**Request:**
Give a verbatim copy of the lines below, minus the pictures.

(Data entries)
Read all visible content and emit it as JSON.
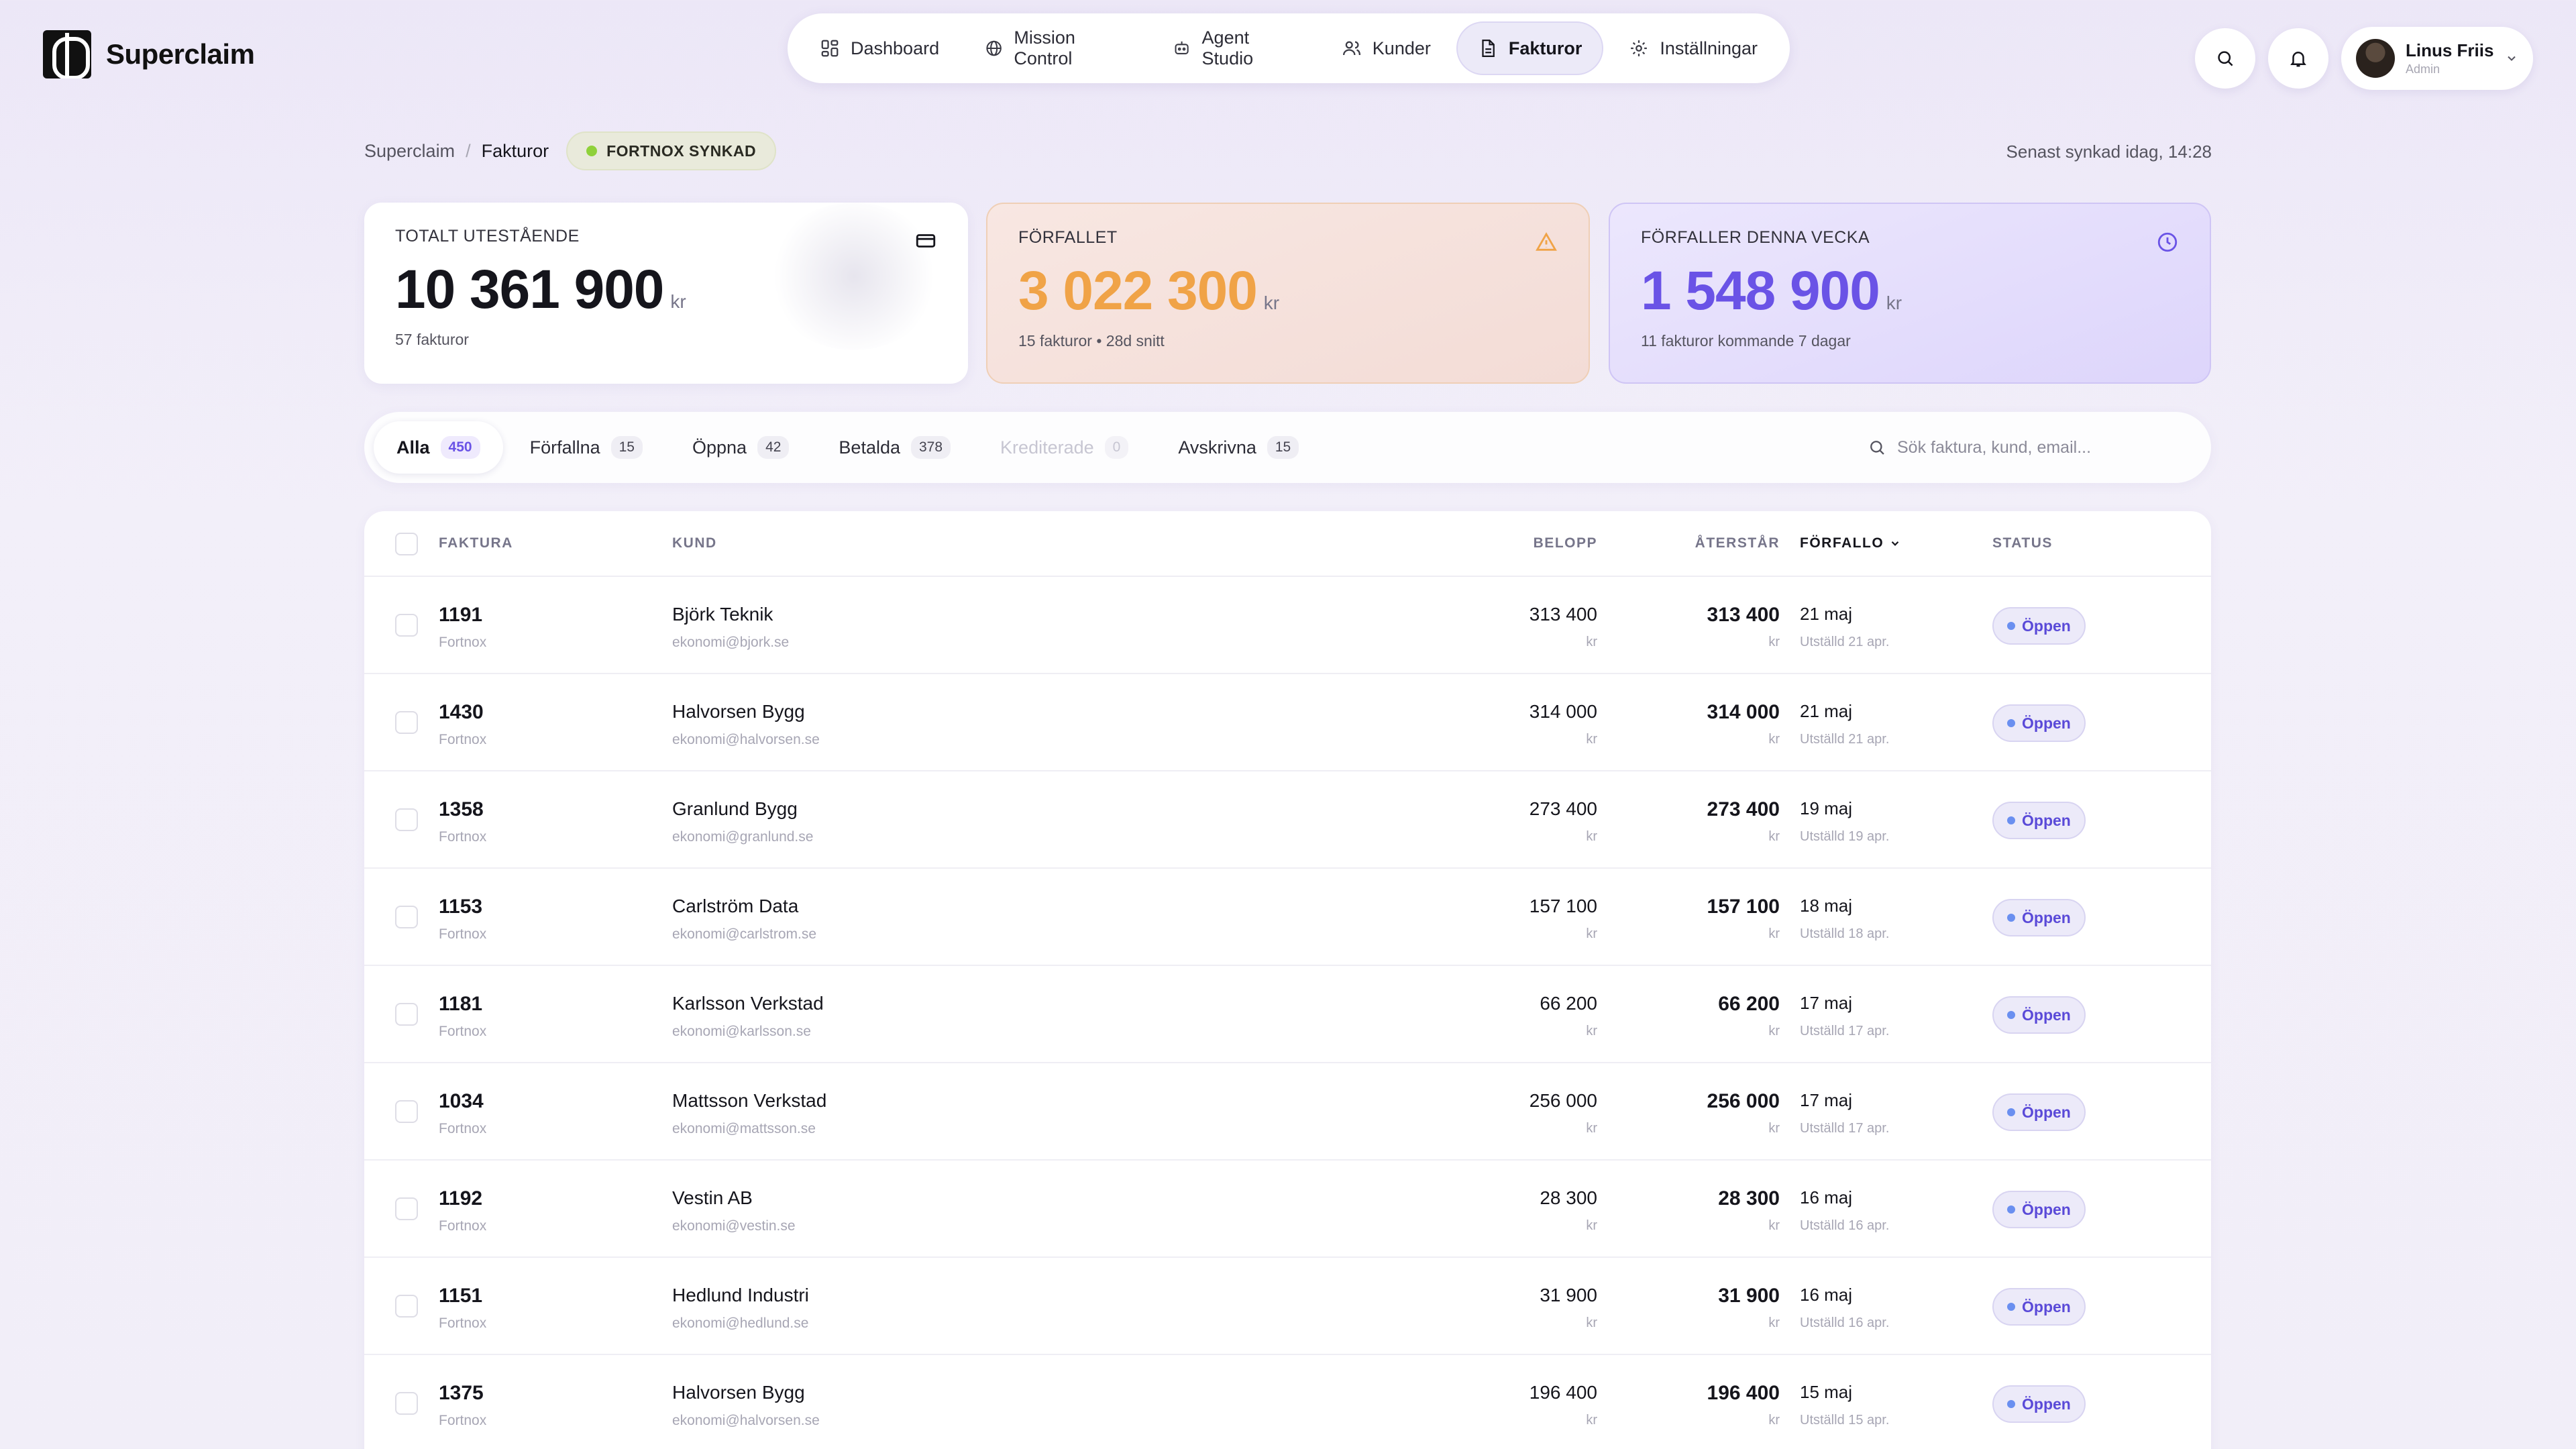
{
  "app": {
    "name": "Superclaim"
  },
  "nav": {
    "items": [
      {
        "label": "Dashboard",
        "icon": "grid-icon"
      },
      {
        "label": "Mission Control",
        "icon": "globe-icon"
      },
      {
        "label": "Agent Studio",
        "icon": "robot-icon"
      },
      {
        "label": "Kunder",
        "icon": "users-icon"
      },
      {
        "label": "Fakturor",
        "icon": "document-icon",
        "active": true
      },
      {
        "label": "Inställningar",
        "icon": "gear-icon"
      }
    ]
  },
  "user": {
    "name": "Linus Friis",
    "role": "Admin"
  },
  "breadcrumb": {
    "root": "Superclaim",
    "separator": "/",
    "current": "Fakturor",
    "sync_badge": "FORTNOX SYNKAD"
  },
  "last_sync": "Senast synkad idag, 14:28",
  "summary": {
    "total": {
      "title": "TOTALT UTESTÅENDE",
      "value": "10 361 900",
      "unit": "kr",
      "sub": "57 fakturor",
      "icon": "credit-card-icon"
    },
    "overdue": {
      "title": "FÖRFALLET",
      "value": "3 022 300",
      "unit": "kr",
      "sub": "15 fakturor • 28d snitt",
      "icon": "warning-icon",
      "color": "#f0a347"
    },
    "due_week": {
      "title": "FÖRFALLER DENNA VECKA",
      "value": "1 548 900",
      "unit": "kr",
      "sub": "11 fakturor kommande 7 dagar",
      "icon": "clock-icon",
      "color": "#6a53e6"
    }
  },
  "tabs": [
    {
      "label": "Alla",
      "count": "450",
      "active": true
    },
    {
      "label": "Förfallna",
      "count": "15"
    },
    {
      "label": "Öppna",
      "count": "42"
    },
    {
      "label": "Betalda",
      "count": "378"
    },
    {
      "label": "Krediterade",
      "count": "0",
      "disabled": true
    },
    {
      "label": "Avskrivna",
      "count": "15"
    }
  ],
  "search": {
    "placeholder": "Sök faktura, kund, email..."
  },
  "table": {
    "headers": {
      "invoice": "FAKTURA",
      "customer": "KUND",
      "amount": "BELOPP",
      "remaining": "ÅTERSTÅR",
      "due": "FÖRFALLO",
      "status": "STATUS"
    },
    "rows": [
      {
        "no": "1191",
        "source": "Fortnox",
        "customer": "Björk Teknik",
        "email": "ekonomi@bjork.se",
        "amount": "313 400",
        "remaining": "313 400",
        "unit": "kr",
        "due": "21 maj",
        "issued": "Utställd 21 apr.",
        "status": "Öppen"
      },
      {
        "no": "1430",
        "source": "Fortnox",
        "customer": "Halvorsen Bygg",
        "email": "ekonomi@halvorsen.se",
        "amount": "314 000",
        "remaining": "314 000",
        "unit": "kr",
        "due": "21 maj",
        "issued": "Utställd 21 apr.",
        "status": "Öppen"
      },
      {
        "no": "1358",
        "source": "Fortnox",
        "customer": "Granlund Bygg",
        "email": "ekonomi@granlund.se",
        "amount": "273 400",
        "remaining": "273 400",
        "unit": "kr",
        "due": "19 maj",
        "issued": "Utställd 19 apr.",
        "status": "Öppen"
      },
      {
        "no": "1153",
        "source": "Fortnox",
        "customer": "Carlström Data",
        "email": "ekonomi@carlstrom.se",
        "amount": "157 100",
        "remaining": "157 100",
        "unit": "kr",
        "due": "18 maj",
        "issued": "Utställd 18 apr.",
        "status": "Öppen"
      },
      {
        "no": "1181",
        "source": "Fortnox",
        "customer": "Karlsson Verkstad",
        "email": "ekonomi@karlsson.se",
        "amount": "66 200",
        "remaining": "66 200",
        "unit": "kr",
        "due": "17 maj",
        "issued": "Utställd 17 apr.",
        "status": "Öppen"
      },
      {
        "no": "1034",
        "source": "Fortnox",
        "customer": "Mattsson Verkstad",
        "email": "ekonomi@mattsson.se",
        "amount": "256 000",
        "remaining": "256 000",
        "unit": "kr",
        "due": "17 maj",
        "issued": "Utställd 17 apr.",
        "status": "Öppen"
      },
      {
        "no": "1192",
        "source": "Fortnox",
        "customer": "Vestin AB",
        "email": "ekonomi@vestin.se",
        "amount": "28 300",
        "remaining": "28 300",
        "unit": "kr",
        "due": "16 maj",
        "issued": "Utställd 16 apr.",
        "status": "Öppen"
      },
      {
        "no": "1151",
        "source": "Fortnox",
        "customer": "Hedlund Industri",
        "email": "ekonomi@hedlund.se",
        "amount": "31 900",
        "remaining": "31 900",
        "unit": "kr",
        "due": "16 maj",
        "issued": "Utställd 16 apr.",
        "status": "Öppen"
      },
      {
        "no": "1375",
        "source": "Fortnox",
        "customer": "Halvorsen Bygg",
        "email": "ekonomi@halvorsen.se",
        "amount": "196 400",
        "remaining": "196 400",
        "unit": "kr",
        "due": "15 maj",
        "issued": "Utställd 15 apr.",
        "status": "Öppen"
      }
    ]
  }
}
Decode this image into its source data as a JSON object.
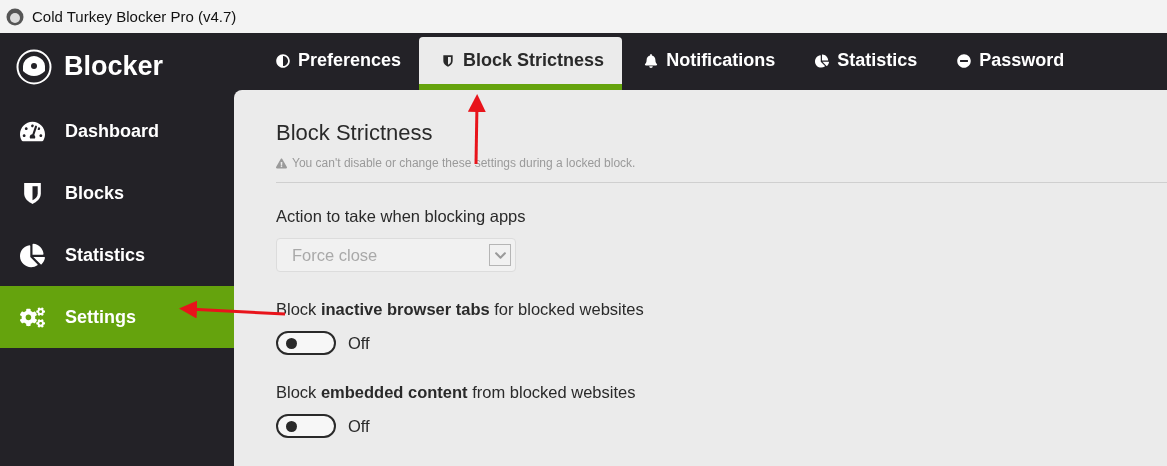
{
  "window": {
    "title": "Cold Turkey Blocker Pro (v4.7)"
  },
  "app": {
    "name": "Blocker"
  },
  "sidebar": {
    "items": [
      {
        "label": "Dashboard",
        "selected": false
      },
      {
        "label": "Blocks",
        "selected": false
      },
      {
        "label": "Statistics",
        "selected": false
      },
      {
        "label": "Settings",
        "selected": true
      }
    ]
  },
  "tabs": [
    {
      "label": "Preferences",
      "selected": false
    },
    {
      "label": "Block Strictness",
      "selected": true
    },
    {
      "label": "Notifications",
      "selected": false
    },
    {
      "label": "Statistics",
      "selected": false
    },
    {
      "label": "Password",
      "selected": false
    }
  ],
  "section": {
    "title": "Block Strictness",
    "note": "You can't disable or change these settings during a locked block."
  },
  "settings": [
    {
      "kind": "select",
      "label": "Action to take when blocking apps",
      "value": "Force close",
      "disabled": true
    },
    {
      "kind": "toggle",
      "label": "Block **inactive browser tabs** for blocked websites",
      "on": false,
      "state_text": "Off"
    },
    {
      "kind": "toggle",
      "label": "Block **embedded content** from blocked websites",
      "on": false,
      "state_text": "Off"
    }
  ]
}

**Solution for this exercise:**
Read all visible content and emit it as JSON.
{
  "app": {
    "name": "Superclaim"
  },
  "nav": {
    "items": [
      {
        "label": "Dashboard",
        "icon": "grid-icon"
      },
      {
        "label": "Mission Control",
        "icon": "globe-icon"
      },
      {
        "label": "Agent Studio",
        "icon": "robot-icon"
      },
      {
        "label": "Kunder",
        "icon": "users-icon"
      },
      {
        "label": "Fakturor",
        "icon": "document-icon",
        "active": true
      },
      {
        "label": "Inställningar",
        "icon": "gear-icon"
      }
    ]
  },
  "user": {
    "name": "Linus Friis",
    "role": "Admin"
  },
  "breadcrumb": {
    "root": "Superclaim",
    "separator": "/",
    "current": "Fakturor",
    "sync_badge": "FORTNOX SYNKAD"
  },
  "last_sync": "Senast synkad idag, 14:28",
  "summary": {
    "total": {
      "title": "TOTALT UTESTÅENDE",
      "value": "10 361 900",
      "unit": "kr",
      "sub": "57 fakturor",
      "icon": "credit-card-icon"
    },
    "overdue": {
      "title": "FÖRFALLET",
      "value": "3 022 300",
      "unit": "kr",
      "sub": "15 fakturor • 28d snitt",
      "icon": "warning-icon",
      "color": "#f0a347"
    },
    "due_week": {
      "title": "FÖRFALLER DENNA VECKA",
      "value": "1 548 900",
      "unit": "kr",
      "sub": "11 fakturor kommande 7 dagar",
      "icon": "clock-icon",
      "color": "#6a53e6"
    }
  },
  "tabs": [
    {
      "label": "Alla",
      "count": "450",
      "active": true
    },
    {
      "label": "Förfallna",
      "count": "15"
    },
    {
      "label": "Öppna",
      "count": "42"
    },
    {
      "label": "Betalda",
      "count": "378"
    },
    {
      "label": "Krediterade",
      "count": "0",
      "disabled": true
    },
    {
      "label": "Avskrivna",
      "count": "15"
    }
  ],
  "search": {
    "placeholder": "Sök faktura, kund, email..."
  },
  "table": {
    "headers": {
      "invoice": "FAKTURA",
      "customer": "KUND",
      "amount": "BELOPP",
      "remaining": "ÅTERSTÅR",
      "due": "FÖRFALLO",
      "status": "STATUS"
    },
    "rows": [
      {
        "no": "1191",
        "source": "Fortnox",
        "customer": "Björk Teknik",
        "email": "ekonomi@bjork.se",
        "amount": "313 400",
        "remaining": "313 400",
        "unit": "kr",
        "due": "21 maj",
        "issued": "Utställd 21 apr.",
        "status": "Öppen"
      },
      {
        "no": "1430",
        "source": "Fortnox",
        "customer": "Halvorsen Bygg",
        "email": "ekonomi@halvorsen.se",
        "amount": "314 000",
        "remaining": "314 000",
        "unit": "kr",
        "due": "21 maj",
        "issued": "Utställd 21 apr.",
        "status": "Öppen"
      },
      {
        "no": "1358",
        "source": "Fortnox",
        "customer": "Granlund Bygg",
        "email": "ekonomi@granlund.se",
        "amount": "273 400",
        "remaining": "273 400",
        "unit": "kr",
        "due": "19 maj",
        "issued": "Utställd 19 apr.",
        "status": "Öppen"
      },
      {
        "no": "1153",
        "source": "Fortnox",
        "customer": "Carlström Data",
        "email": "ekonomi@carlstrom.se",
        "amount": "157 100",
        "remaining": "157 100",
        "unit": "kr",
        "due": "18 maj",
        "issued": "Utställd 18 apr.",
        "status": "Öppen"
      },
      {
        "no": "1181",
        "source": "Fortnox",
        "customer": "Karlsson Verkstad",
        "email": "ekonomi@karlsson.se",
        "amount": "66 200",
        "remaining": "66 200",
        "unit": "kr",
        "due": "17 maj",
        "issued": "Utställd 17 apr.",
        "status": "Öppen"
      },
      {
        "no": "1034",
        "source": "Fortnox",
        "customer": "Mattsson Verkstad",
        "email": "ekonomi@mattsson.se",
        "amount": "256 000",
        "remaining": "256 000",
        "unit": "kr",
        "due": "17 maj",
        "issued": "Utställd 17 apr.",
        "status": "Öppen"
      },
      {
        "no": "1192",
        "source": "Fortnox",
        "customer": "Vestin AB",
        "email": "ekonomi@vestin.se",
        "amount": "28 300",
        "remaining": "28 300",
        "unit": "kr",
        "due": "16 maj",
        "issued": "Utställd 16 apr.",
        "status": "Öppen"
      },
      {
        "no": "1151",
        "source": "Fortnox",
        "customer": "Hedlund Industri",
        "email": "ekonomi@hedlund.se",
        "amount": "31 900",
        "remaining": "31 900",
        "unit": "kr",
        "due": "16 maj",
        "issued": "Utställd 16 apr.",
        "status": "Öppen"
      },
      {
        "no": "1375",
        "source": "Fortnox",
        "customer": "Halvorsen Bygg",
        "email": "ekonomi@halvorsen.se",
        "amount": "196 400",
        "remaining": "196 400",
        "unit": "kr",
        "due": "15 maj",
        "issued": "Utställd 15 apr.",
        "status": "Öppen"
      }
    ]
  }
}
Decode this image into its source data as a JSON object.
{
  "window": {
    "title": "Cold Turkey Blocker Pro (v4.7)"
  },
  "app": {
    "name": "Blocker"
  },
  "sidebar": {
    "items": [
      {
        "label": "Dashboard",
        "selected": false
      },
      {
        "label": "Blocks",
        "selected": false
      },
      {
        "label": "Statistics",
        "selected": false
      },
      {
        "label": "Settings",
        "selected": true
      }
    ]
  },
  "tabs": [
    {
      "label": "Preferences",
      "selected": false
    },
    {
      "label": "Block Strictness",
      "selected": true
    },
    {
      "label": "Notifications",
      "selected": false
    },
    {
      "label": "Statistics",
      "selected": false
    },
    {
      "label": "Password",
      "selected": false
    }
  ],
  "section": {
    "title": "Block Strictness",
    "note": "You can't disable or change these settings during a locked block."
  },
  "settings": [
    {
      "kind": "select",
      "label": "Action to take when blocking apps",
      "value": "Force close",
      "disabled": true
    },
    {
      "kind": "toggle",
      "label": "Block **inactive browser tabs** for blocked websites",
      "on": false,
      "state_text": "Off"
    },
    {
      "kind": "toggle",
      "label": "Block **embedded content** from blocked websites",
      "on": false,
      "state_text": "Off"
    }
  ]
}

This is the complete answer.